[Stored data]

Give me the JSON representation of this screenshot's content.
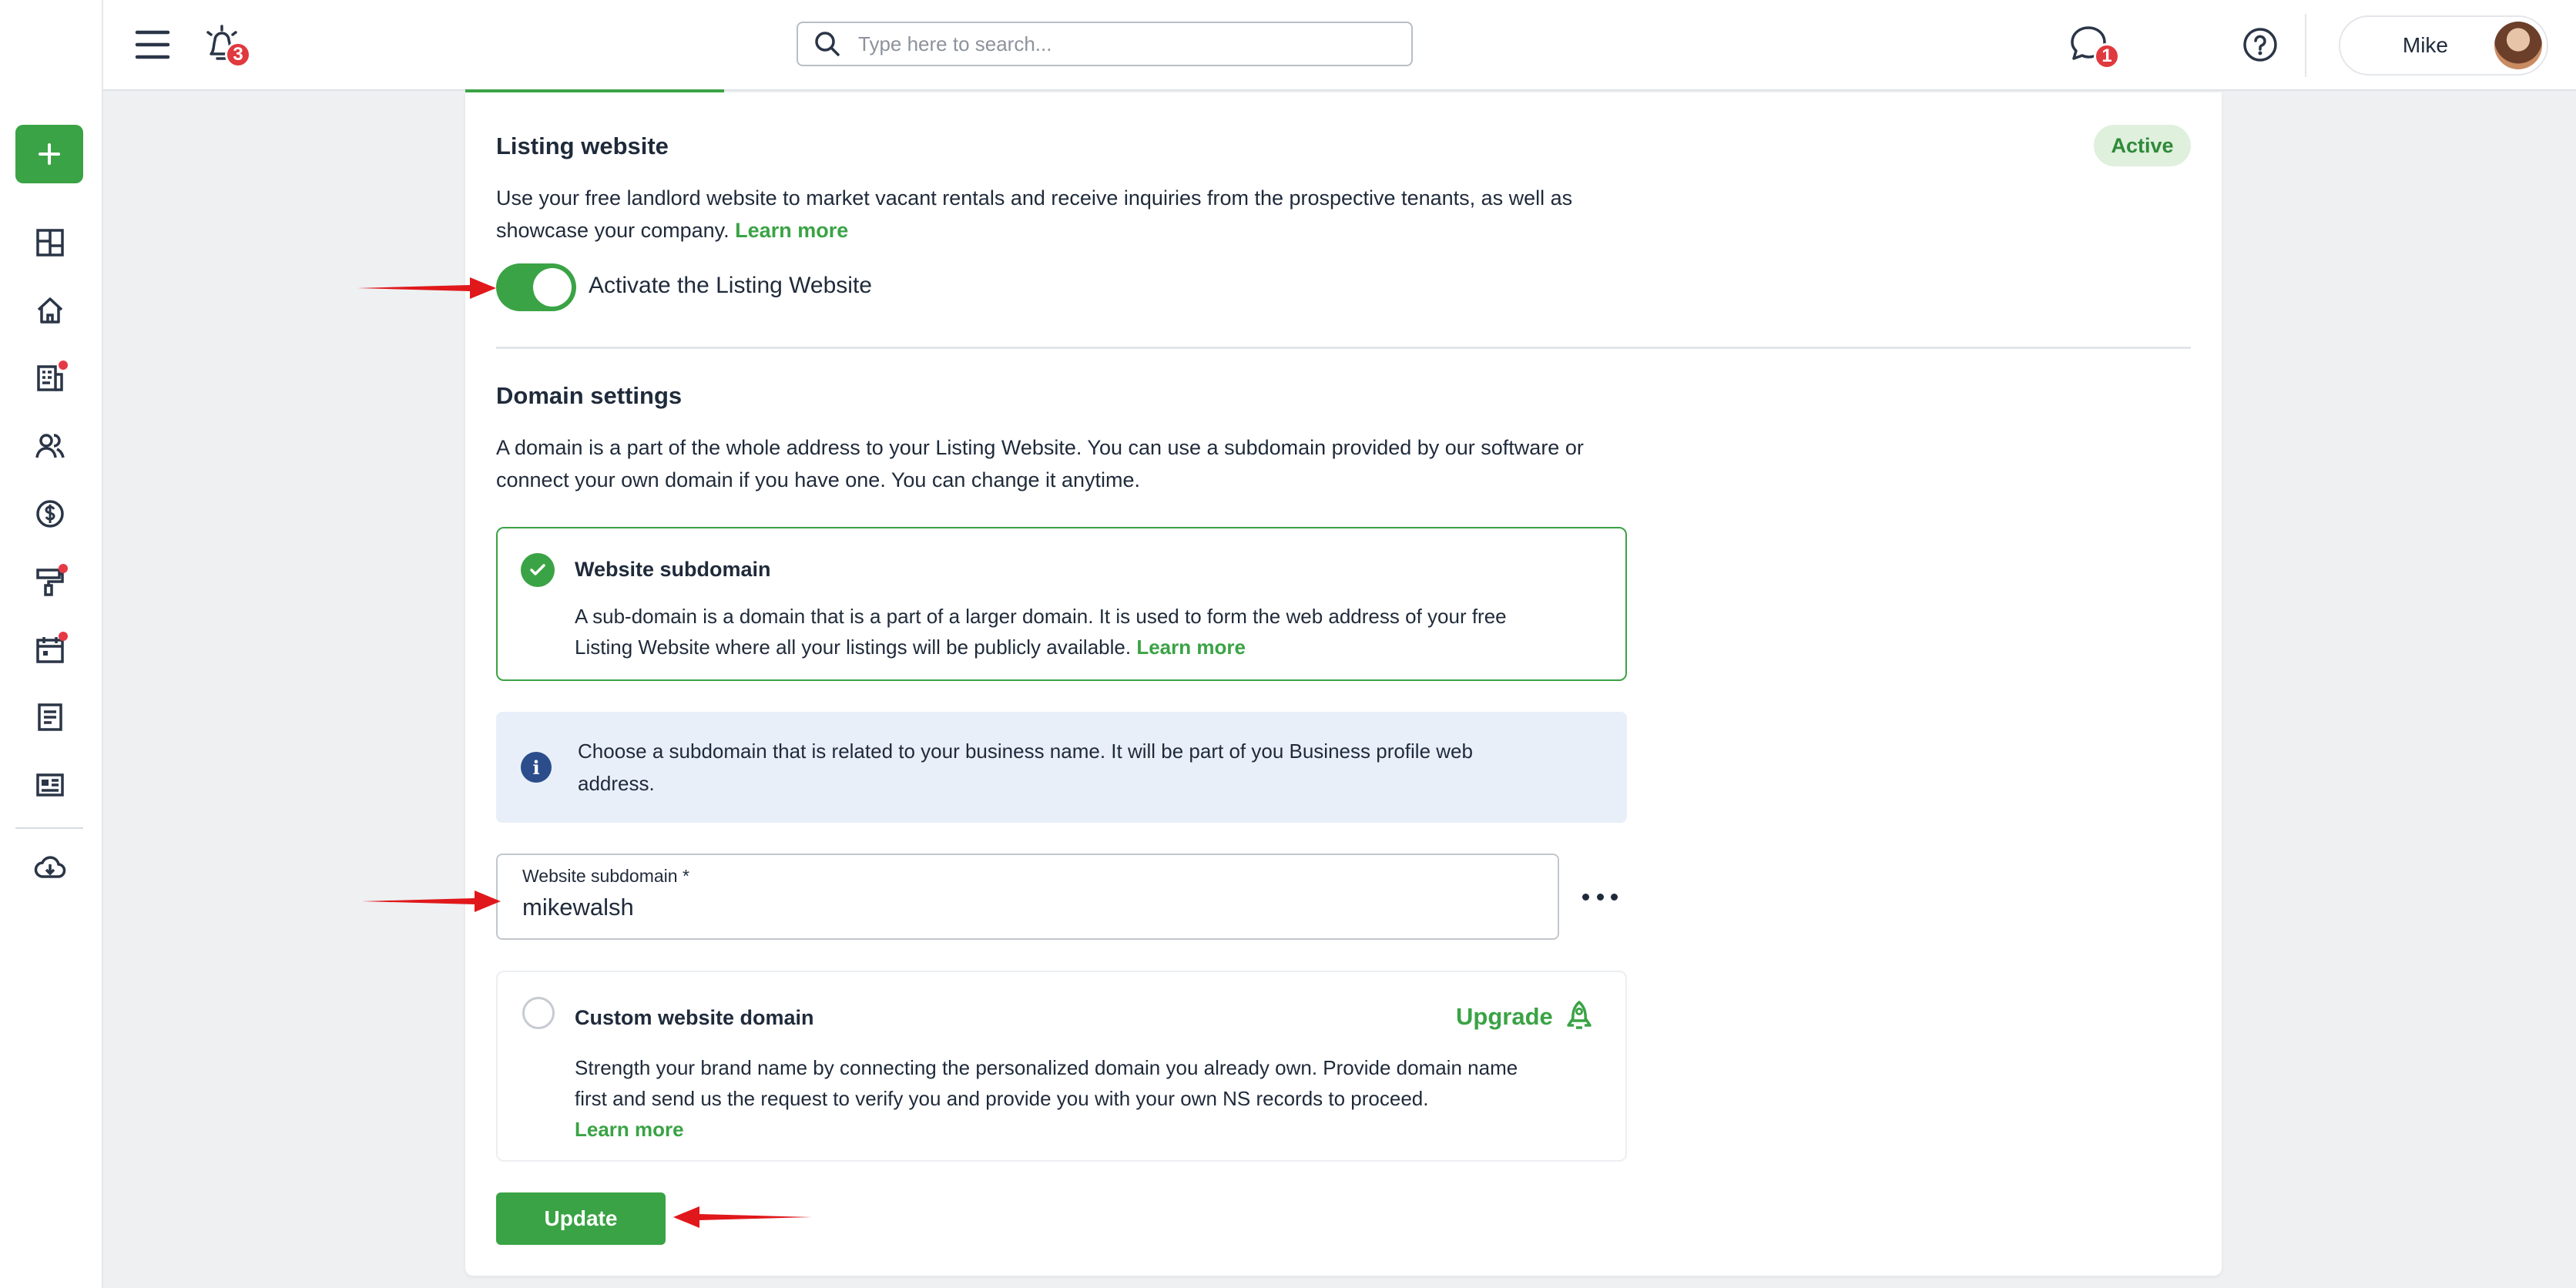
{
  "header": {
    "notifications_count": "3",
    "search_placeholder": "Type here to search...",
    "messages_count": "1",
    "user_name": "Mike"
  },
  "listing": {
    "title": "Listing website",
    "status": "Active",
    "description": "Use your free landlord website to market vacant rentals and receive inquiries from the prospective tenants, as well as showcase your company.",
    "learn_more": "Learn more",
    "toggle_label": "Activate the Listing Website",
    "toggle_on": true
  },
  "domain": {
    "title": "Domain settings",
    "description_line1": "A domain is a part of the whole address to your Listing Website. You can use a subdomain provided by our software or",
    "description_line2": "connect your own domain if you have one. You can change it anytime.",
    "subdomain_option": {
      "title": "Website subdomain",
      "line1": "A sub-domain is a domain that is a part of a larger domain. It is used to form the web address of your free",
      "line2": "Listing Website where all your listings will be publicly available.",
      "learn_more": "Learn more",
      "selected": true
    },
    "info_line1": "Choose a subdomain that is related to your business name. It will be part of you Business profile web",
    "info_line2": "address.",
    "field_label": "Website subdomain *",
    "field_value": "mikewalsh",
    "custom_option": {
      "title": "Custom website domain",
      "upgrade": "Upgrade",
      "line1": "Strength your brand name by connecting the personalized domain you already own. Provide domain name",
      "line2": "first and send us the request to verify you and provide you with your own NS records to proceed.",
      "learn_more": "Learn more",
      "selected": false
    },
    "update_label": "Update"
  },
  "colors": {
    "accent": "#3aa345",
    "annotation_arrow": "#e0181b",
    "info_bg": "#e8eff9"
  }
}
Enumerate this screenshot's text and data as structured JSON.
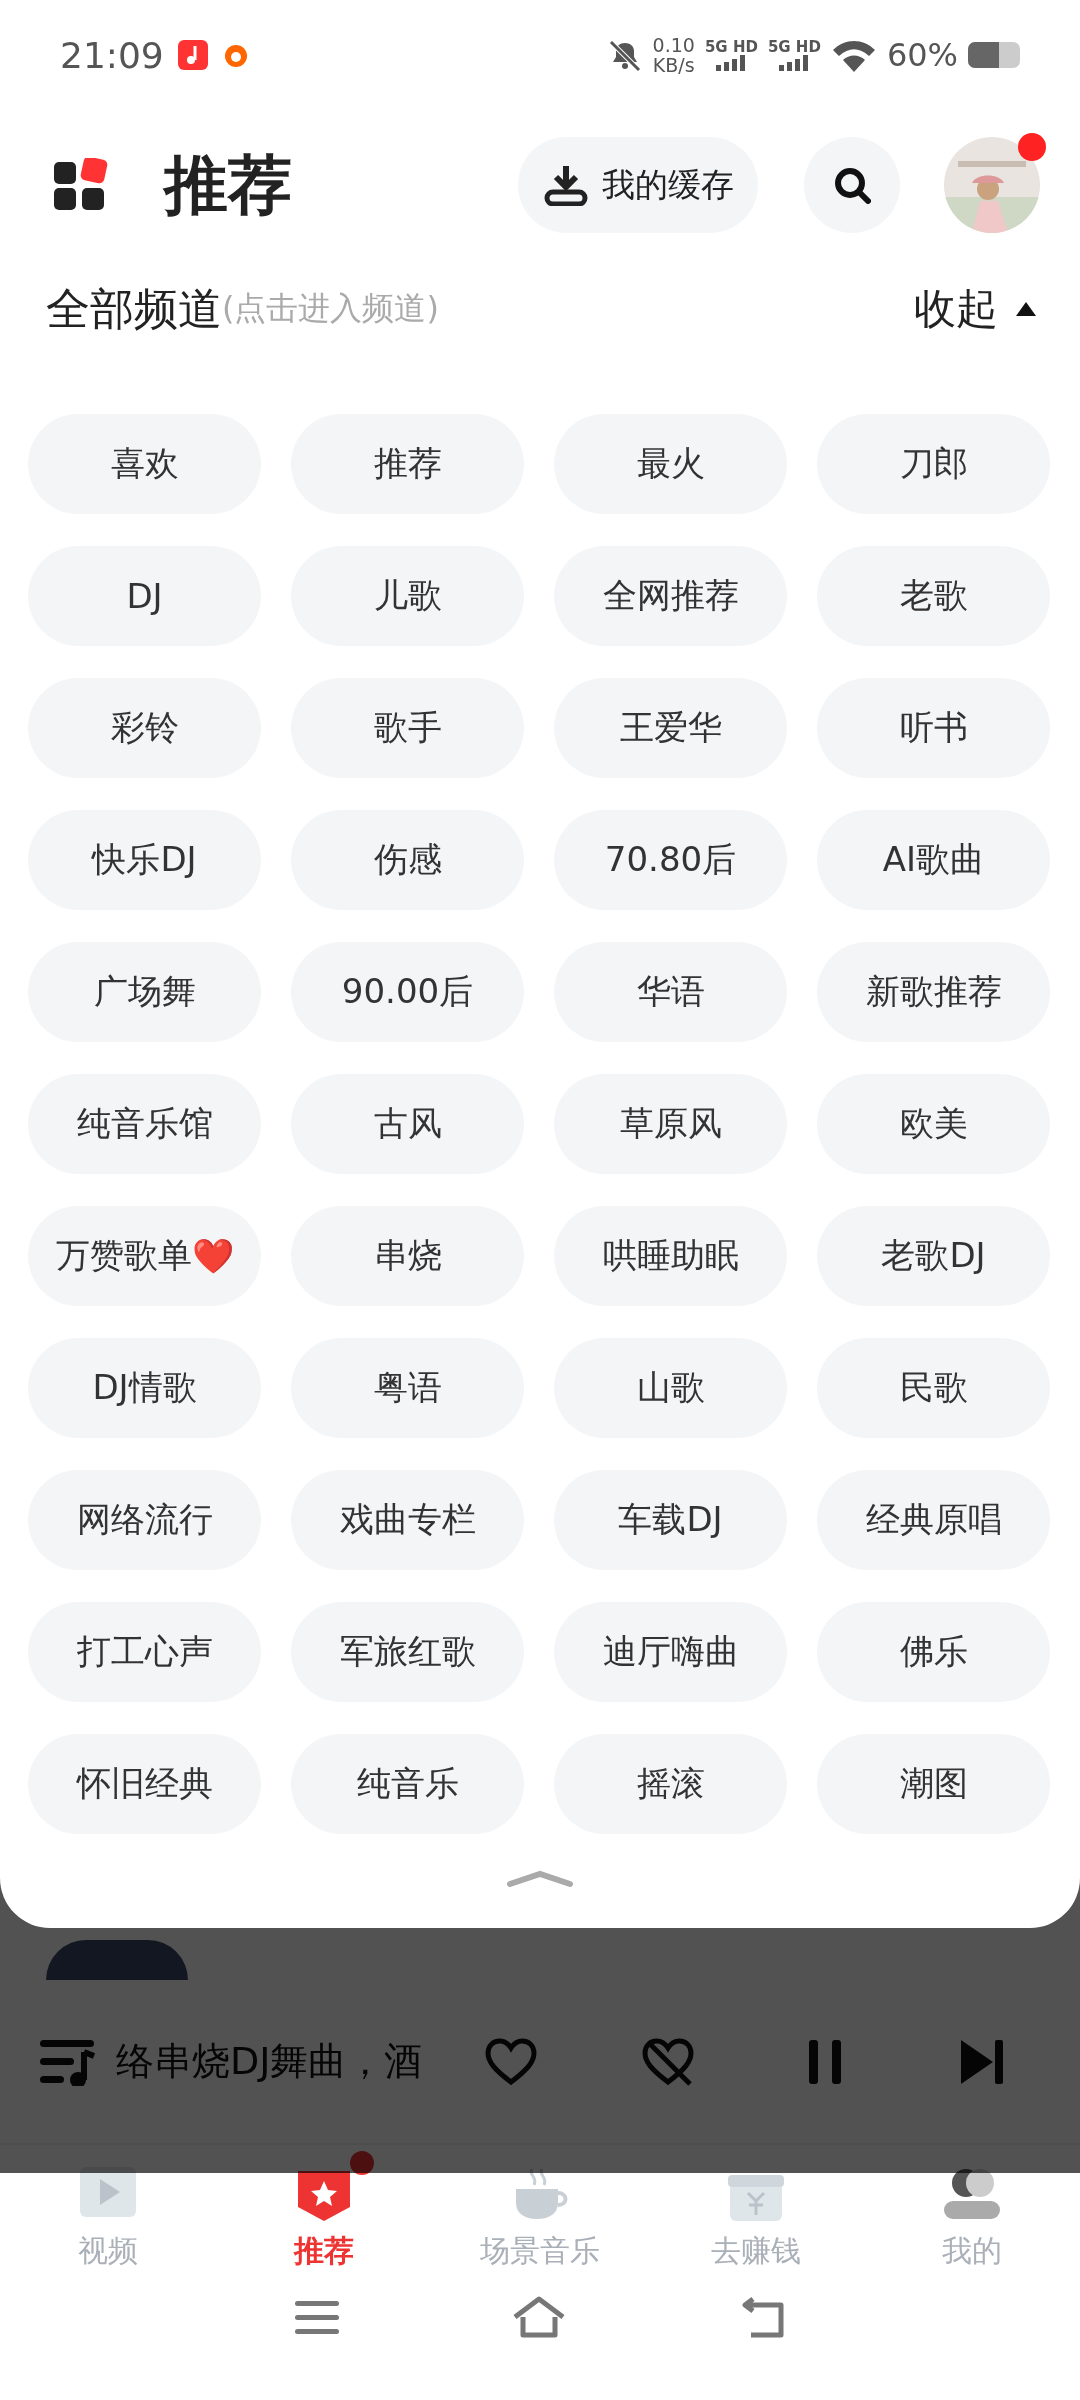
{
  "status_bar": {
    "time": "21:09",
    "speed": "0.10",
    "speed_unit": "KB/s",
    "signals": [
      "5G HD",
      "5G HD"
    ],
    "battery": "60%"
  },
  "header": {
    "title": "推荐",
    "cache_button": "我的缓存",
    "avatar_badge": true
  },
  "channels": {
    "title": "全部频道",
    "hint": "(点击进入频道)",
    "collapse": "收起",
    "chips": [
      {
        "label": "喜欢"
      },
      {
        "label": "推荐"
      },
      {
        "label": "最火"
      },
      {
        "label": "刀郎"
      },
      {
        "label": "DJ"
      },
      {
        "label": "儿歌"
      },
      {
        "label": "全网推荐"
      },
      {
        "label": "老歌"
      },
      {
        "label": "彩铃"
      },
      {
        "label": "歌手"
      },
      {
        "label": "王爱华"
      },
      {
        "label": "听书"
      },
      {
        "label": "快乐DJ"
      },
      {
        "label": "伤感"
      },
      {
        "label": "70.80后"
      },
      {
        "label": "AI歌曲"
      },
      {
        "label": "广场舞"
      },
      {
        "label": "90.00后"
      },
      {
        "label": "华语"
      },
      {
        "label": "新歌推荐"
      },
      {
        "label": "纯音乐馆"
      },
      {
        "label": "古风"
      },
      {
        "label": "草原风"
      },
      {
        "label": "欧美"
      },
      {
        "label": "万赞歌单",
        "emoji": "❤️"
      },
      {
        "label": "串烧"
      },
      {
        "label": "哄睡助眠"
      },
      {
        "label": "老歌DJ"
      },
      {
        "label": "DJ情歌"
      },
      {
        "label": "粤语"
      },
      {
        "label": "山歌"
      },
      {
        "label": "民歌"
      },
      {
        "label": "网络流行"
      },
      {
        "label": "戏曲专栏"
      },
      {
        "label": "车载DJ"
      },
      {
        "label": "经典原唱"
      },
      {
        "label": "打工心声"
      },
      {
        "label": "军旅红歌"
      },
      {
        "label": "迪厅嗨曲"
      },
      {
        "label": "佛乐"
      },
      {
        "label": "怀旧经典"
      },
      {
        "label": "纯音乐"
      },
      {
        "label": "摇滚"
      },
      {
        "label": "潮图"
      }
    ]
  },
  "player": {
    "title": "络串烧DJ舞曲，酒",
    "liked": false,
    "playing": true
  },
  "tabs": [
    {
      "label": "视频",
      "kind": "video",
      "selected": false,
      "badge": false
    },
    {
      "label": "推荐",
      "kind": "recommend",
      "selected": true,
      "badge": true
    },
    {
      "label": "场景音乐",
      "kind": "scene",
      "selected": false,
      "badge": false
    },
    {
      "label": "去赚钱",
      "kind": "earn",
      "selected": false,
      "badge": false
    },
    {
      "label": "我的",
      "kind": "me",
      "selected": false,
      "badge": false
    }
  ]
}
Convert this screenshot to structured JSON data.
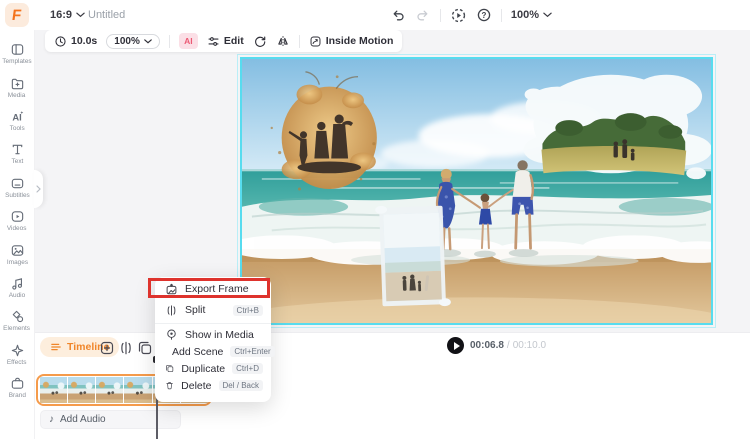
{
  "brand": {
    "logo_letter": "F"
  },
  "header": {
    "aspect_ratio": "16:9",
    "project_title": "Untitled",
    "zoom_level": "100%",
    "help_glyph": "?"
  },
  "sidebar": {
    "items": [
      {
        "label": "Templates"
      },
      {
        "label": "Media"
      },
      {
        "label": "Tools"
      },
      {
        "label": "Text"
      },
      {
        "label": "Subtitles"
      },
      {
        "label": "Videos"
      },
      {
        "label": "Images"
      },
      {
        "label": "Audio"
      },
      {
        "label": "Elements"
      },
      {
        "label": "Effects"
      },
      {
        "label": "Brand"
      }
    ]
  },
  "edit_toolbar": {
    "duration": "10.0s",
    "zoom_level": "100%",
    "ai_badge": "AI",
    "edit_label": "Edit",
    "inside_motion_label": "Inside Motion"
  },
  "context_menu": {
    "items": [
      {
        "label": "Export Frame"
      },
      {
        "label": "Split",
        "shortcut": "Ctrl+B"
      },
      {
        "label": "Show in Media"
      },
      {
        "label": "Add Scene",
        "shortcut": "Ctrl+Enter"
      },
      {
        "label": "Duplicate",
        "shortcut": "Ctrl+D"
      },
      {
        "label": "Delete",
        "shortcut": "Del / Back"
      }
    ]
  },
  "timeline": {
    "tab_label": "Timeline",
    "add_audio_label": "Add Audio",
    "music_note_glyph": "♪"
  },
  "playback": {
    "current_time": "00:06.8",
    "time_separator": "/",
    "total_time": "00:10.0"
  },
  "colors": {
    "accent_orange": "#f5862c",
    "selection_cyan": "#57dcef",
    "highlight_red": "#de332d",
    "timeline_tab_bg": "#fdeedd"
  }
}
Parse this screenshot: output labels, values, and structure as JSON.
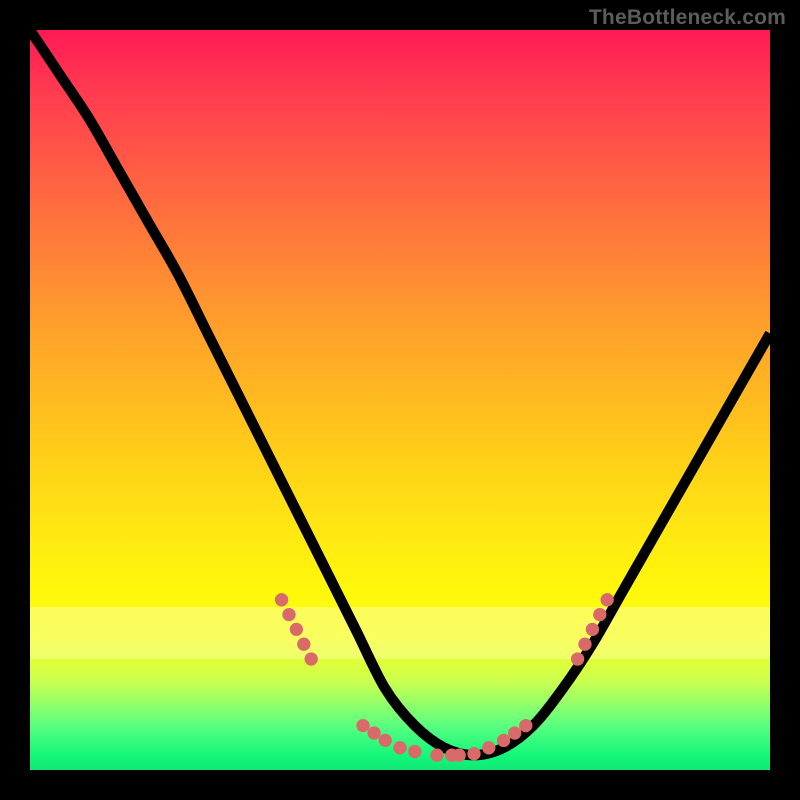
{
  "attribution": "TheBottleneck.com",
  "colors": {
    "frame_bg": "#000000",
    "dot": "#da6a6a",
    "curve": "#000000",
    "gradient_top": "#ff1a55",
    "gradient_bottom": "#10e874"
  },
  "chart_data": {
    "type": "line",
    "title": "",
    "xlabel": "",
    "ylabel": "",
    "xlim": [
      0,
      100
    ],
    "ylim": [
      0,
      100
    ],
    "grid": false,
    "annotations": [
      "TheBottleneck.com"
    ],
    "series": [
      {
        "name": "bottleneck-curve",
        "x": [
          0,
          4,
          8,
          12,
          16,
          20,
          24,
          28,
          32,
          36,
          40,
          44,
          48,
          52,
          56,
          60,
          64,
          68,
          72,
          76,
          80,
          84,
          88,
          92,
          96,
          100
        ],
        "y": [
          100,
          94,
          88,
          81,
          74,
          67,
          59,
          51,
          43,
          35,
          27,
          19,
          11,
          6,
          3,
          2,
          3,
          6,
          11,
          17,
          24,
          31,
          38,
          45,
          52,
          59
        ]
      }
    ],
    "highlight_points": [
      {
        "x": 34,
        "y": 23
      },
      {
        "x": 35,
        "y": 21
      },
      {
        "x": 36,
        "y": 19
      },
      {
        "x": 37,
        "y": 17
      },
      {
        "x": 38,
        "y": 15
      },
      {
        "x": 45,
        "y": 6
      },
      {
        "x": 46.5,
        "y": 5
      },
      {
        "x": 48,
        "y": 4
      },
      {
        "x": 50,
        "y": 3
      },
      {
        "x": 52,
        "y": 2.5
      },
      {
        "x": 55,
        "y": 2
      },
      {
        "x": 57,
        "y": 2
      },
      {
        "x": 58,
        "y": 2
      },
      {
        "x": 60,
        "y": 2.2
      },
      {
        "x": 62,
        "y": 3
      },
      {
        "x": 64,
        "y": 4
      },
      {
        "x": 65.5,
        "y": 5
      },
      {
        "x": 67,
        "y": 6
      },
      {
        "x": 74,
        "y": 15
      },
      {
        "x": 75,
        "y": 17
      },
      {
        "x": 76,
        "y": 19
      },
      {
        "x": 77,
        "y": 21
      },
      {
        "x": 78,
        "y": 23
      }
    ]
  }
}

**EXERCISE OBJECTIVE:**
Go through the listing above and locate each line that holds the word "screenshot". Copy those lines.

**RESPONSE TO THE EXERCISE:**
Give me the JSON representation of this screenshot's content.
Enumerate this screenshot's text and data as structured JSON.
Convert this screenshot to structured JSON data.
Parse this screenshot: output labels, values, and structure as JSON.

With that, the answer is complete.